[Data extracted from a collection]
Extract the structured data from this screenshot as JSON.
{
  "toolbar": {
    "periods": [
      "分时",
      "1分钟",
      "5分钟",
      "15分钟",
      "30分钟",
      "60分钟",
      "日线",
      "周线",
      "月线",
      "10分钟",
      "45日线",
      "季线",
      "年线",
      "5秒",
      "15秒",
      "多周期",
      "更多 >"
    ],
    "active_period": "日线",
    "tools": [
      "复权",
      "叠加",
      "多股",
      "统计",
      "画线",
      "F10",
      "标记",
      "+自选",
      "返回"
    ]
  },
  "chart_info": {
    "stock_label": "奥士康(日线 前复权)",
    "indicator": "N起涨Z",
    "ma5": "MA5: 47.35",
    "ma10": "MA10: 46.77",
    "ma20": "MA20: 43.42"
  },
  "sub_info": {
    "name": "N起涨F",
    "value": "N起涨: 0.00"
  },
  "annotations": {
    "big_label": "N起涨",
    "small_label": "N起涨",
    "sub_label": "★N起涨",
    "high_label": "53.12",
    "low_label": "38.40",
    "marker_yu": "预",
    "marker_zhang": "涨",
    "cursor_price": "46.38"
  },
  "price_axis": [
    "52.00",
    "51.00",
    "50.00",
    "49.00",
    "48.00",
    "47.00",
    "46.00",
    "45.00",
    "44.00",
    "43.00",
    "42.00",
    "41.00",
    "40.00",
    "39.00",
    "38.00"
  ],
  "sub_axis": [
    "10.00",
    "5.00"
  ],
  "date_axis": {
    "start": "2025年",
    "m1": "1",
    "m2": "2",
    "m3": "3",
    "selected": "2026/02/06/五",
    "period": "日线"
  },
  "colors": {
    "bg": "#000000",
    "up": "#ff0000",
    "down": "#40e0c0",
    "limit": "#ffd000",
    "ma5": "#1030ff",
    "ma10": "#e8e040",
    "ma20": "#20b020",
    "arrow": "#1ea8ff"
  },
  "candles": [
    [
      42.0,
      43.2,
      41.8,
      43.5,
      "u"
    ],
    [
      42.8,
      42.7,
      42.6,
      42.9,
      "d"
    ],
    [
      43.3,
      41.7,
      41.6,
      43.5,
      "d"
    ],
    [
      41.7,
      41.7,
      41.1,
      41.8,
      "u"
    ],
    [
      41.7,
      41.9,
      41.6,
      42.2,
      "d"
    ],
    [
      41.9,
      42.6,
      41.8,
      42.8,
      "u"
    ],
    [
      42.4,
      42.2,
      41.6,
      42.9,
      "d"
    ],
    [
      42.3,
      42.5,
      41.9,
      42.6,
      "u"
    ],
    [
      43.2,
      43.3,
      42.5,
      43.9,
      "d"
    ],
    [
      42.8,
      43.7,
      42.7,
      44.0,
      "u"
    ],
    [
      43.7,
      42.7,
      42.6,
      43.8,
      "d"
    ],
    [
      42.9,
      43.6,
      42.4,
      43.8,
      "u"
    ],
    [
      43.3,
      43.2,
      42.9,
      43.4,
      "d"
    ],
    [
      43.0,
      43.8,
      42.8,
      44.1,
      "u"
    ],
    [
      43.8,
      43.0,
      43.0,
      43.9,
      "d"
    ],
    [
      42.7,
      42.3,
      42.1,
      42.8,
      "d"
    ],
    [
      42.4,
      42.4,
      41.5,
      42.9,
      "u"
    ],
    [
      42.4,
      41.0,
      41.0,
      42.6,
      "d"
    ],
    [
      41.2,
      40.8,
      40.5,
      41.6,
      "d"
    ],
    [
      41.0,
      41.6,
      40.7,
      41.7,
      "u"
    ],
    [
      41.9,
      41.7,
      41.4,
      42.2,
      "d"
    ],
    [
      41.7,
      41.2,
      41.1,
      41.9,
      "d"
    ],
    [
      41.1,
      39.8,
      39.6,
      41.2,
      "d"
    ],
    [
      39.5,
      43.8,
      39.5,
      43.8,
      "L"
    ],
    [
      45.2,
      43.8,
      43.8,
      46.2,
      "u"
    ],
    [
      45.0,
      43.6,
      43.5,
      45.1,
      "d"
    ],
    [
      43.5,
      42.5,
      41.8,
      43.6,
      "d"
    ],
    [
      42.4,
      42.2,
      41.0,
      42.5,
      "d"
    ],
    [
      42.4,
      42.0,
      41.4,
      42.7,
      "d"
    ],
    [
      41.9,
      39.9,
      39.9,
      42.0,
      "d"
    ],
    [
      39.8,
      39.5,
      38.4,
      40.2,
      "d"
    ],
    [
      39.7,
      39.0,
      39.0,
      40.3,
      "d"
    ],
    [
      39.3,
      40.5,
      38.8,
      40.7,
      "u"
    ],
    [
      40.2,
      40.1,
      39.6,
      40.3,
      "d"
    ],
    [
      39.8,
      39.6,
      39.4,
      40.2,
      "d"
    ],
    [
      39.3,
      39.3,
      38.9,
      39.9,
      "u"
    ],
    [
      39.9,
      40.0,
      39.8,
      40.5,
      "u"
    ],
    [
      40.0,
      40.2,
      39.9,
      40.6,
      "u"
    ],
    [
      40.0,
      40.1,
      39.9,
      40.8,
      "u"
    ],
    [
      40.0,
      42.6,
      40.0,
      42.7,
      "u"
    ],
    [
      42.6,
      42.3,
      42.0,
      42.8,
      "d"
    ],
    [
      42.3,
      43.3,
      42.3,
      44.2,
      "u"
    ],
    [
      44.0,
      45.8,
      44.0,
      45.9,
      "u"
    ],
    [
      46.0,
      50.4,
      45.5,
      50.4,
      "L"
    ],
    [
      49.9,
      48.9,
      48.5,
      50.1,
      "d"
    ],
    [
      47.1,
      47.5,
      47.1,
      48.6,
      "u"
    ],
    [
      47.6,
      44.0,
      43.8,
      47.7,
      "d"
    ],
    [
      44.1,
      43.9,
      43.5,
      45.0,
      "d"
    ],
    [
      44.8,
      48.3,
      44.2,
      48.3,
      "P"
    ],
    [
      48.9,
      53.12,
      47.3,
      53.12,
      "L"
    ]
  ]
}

#### The exercise:
Type the material above out again, exactly.

#### Worked solution:
Extract the structured data from this screenshot as JSON.
{
  "toolbar": {
    "periods": [
      "分时",
      "1分钟",
      "5分钟",
      "15分钟",
      "30分钟",
      "60分钟",
      "日线",
      "周线",
      "月线",
      "10分钟",
      "45日线",
      "季线",
      "年线",
      "5秒",
      "15秒",
      "多周期",
      "更多 >"
    ],
    "active_period": "日线",
    "tools": [
      "复权",
      "叠加",
      "多股",
      "统计",
      "画线",
      "F10",
      "标记",
      "+自选",
      "返回"
    ]
  },
  "chart_info": {
    "stock_label": "奥士康(日线 前复权)",
    "indicator": "N起涨Z",
    "ma5": "MA5: 47.35",
    "ma10": "MA10: 46.77",
    "ma20": "MA20: 43.42"
  },
  "sub_info": {
    "name": "N起涨F",
    "value": "N起涨: 0.00"
  },
  "annotations": {
    "big_label": "N起涨",
    "small_label": "N起涨",
    "sub_label": "★N起涨",
    "high_label": "53.12",
    "low_label": "38.40",
    "marker_yu": "预",
    "marker_zhang": "涨",
    "cursor_price": "46.38"
  },
  "price_axis": [
    "52.00",
    "51.00",
    "50.00",
    "49.00",
    "48.00",
    "47.00",
    "46.00",
    "45.00",
    "44.00",
    "43.00",
    "42.00",
    "41.00",
    "40.00",
    "39.00",
    "38.00"
  ],
  "sub_axis": [
    "10.00",
    "5.00"
  ],
  "date_axis": {
    "start": "2025年",
    "m1": "1",
    "m2": "2",
    "m3": "3",
    "selected": "2026/02/06/五",
    "period": "日线"
  },
  "colors": {
    "bg": "#000000",
    "up": "#ff0000",
    "down": "#40e0c0",
    "limit": "#ffd000",
    "ma5": "#1030ff",
    "ma10": "#e8e040",
    "ma20": "#20b020",
    "arrow": "#1ea8ff"
  },
  "candles": [
    [
      42.0,
      43.2,
      41.8,
      43.5,
      "u"
    ],
    [
      42.8,
      42.7,
      42.6,
      42.9,
      "d"
    ],
    [
      43.3,
      41.7,
      41.6,
      43.5,
      "d"
    ],
    [
      41.7,
      41.7,
      41.1,
      41.8,
      "u"
    ],
    [
      41.7,
      41.9,
      41.6,
      42.2,
      "d"
    ],
    [
      41.9,
      42.6,
      41.8,
      42.8,
      "u"
    ],
    [
      42.4,
      42.2,
      41.6,
      42.9,
      "d"
    ],
    [
      42.3,
      42.5,
      41.9,
      42.6,
      "u"
    ],
    [
      43.2,
      43.3,
      42.5,
      43.9,
      "d"
    ],
    [
      42.8,
      43.7,
      42.7,
      44.0,
      "u"
    ],
    [
      43.7,
      42.7,
      42.6,
      43.8,
      "d"
    ],
    [
      42.9,
      43.6,
      42.4,
      43.8,
      "u"
    ],
    [
      43.3,
      43.2,
      42.9,
      43.4,
      "d"
    ],
    [
      43.0,
      43.8,
      42.8,
      44.1,
      "u"
    ],
    [
      43.8,
      43.0,
      43.0,
      43.9,
      "d"
    ],
    [
      42.7,
      42.3,
      42.1,
      42.8,
      "d"
    ],
    [
      42.4,
      42.4,
      41.5,
      42.9,
      "u"
    ],
    [
      42.4,
      41.0,
      41.0,
      42.6,
      "d"
    ],
    [
      41.2,
      40.8,
      40.5,
      41.6,
      "d"
    ],
    [
      41.0,
      41.6,
      40.7,
      41.7,
      "u"
    ],
    [
      41.9,
      41.7,
      41.4,
      42.2,
      "d"
    ],
    [
      41.7,
      41.2,
      41.1,
      41.9,
      "d"
    ],
    [
      41.1,
      39.8,
      39.6,
      41.2,
      "d"
    ],
    [
      39.5,
      43.8,
      39.5,
      43.8,
      "L"
    ],
    [
      45.2,
      43.8,
      43.8,
      46.2,
      "u"
    ],
    [
      45.0,
      43.6,
      43.5,
      45.1,
      "d"
    ],
    [
      43.5,
      42.5,
      41.8,
      43.6,
      "d"
    ],
    [
      42.4,
      42.2,
      41.0,
      42.5,
      "d"
    ],
    [
      42.4,
      42.0,
      41.4,
      42.7,
      "d"
    ],
    [
      41.9,
      39.9,
      39.9,
      42.0,
      "d"
    ],
    [
      39.8,
      39.5,
      38.4,
      40.2,
      "d"
    ],
    [
      39.7,
      39.0,
      39.0,
      40.3,
      "d"
    ],
    [
      39.3,
      40.5,
      38.8,
      40.7,
      "u"
    ],
    [
      40.2,
      40.1,
      39.6,
      40.3,
      "d"
    ],
    [
      39.8,
      39.6,
      39.4,
      40.2,
      "d"
    ],
    [
      39.3,
      39.3,
      38.9,
      39.9,
      "u"
    ],
    [
      39.9,
      40.0,
      39.8,
      40.5,
      "u"
    ],
    [
      40.0,
      40.2,
      39.9,
      40.6,
      "u"
    ],
    [
      40.0,
      40.1,
      39.9,
      40.8,
      "u"
    ],
    [
      40.0,
      42.6,
      40.0,
      42.7,
      "u"
    ],
    [
      42.6,
      42.3,
      42.0,
      42.8,
      "d"
    ],
    [
      42.3,
      43.3,
      42.3,
      44.2,
      "u"
    ],
    [
      44.0,
      45.8,
      44.0,
      45.9,
      "u"
    ],
    [
      46.0,
      50.4,
      45.5,
      50.4,
      "L"
    ],
    [
      49.9,
      48.9,
      48.5,
      50.1,
      "d"
    ],
    [
      47.1,
      47.5,
      47.1,
      48.6,
      "u"
    ],
    [
      47.6,
      44.0,
      43.8,
      47.7,
      "d"
    ],
    [
      44.1,
      43.9,
      43.5,
      45.0,
      "d"
    ],
    [
      44.8,
      48.3,
      44.2,
      48.3,
      "P"
    ],
    [
      48.9,
      53.12,
      47.3,
      53.12,
      "L"
    ]
  ]
}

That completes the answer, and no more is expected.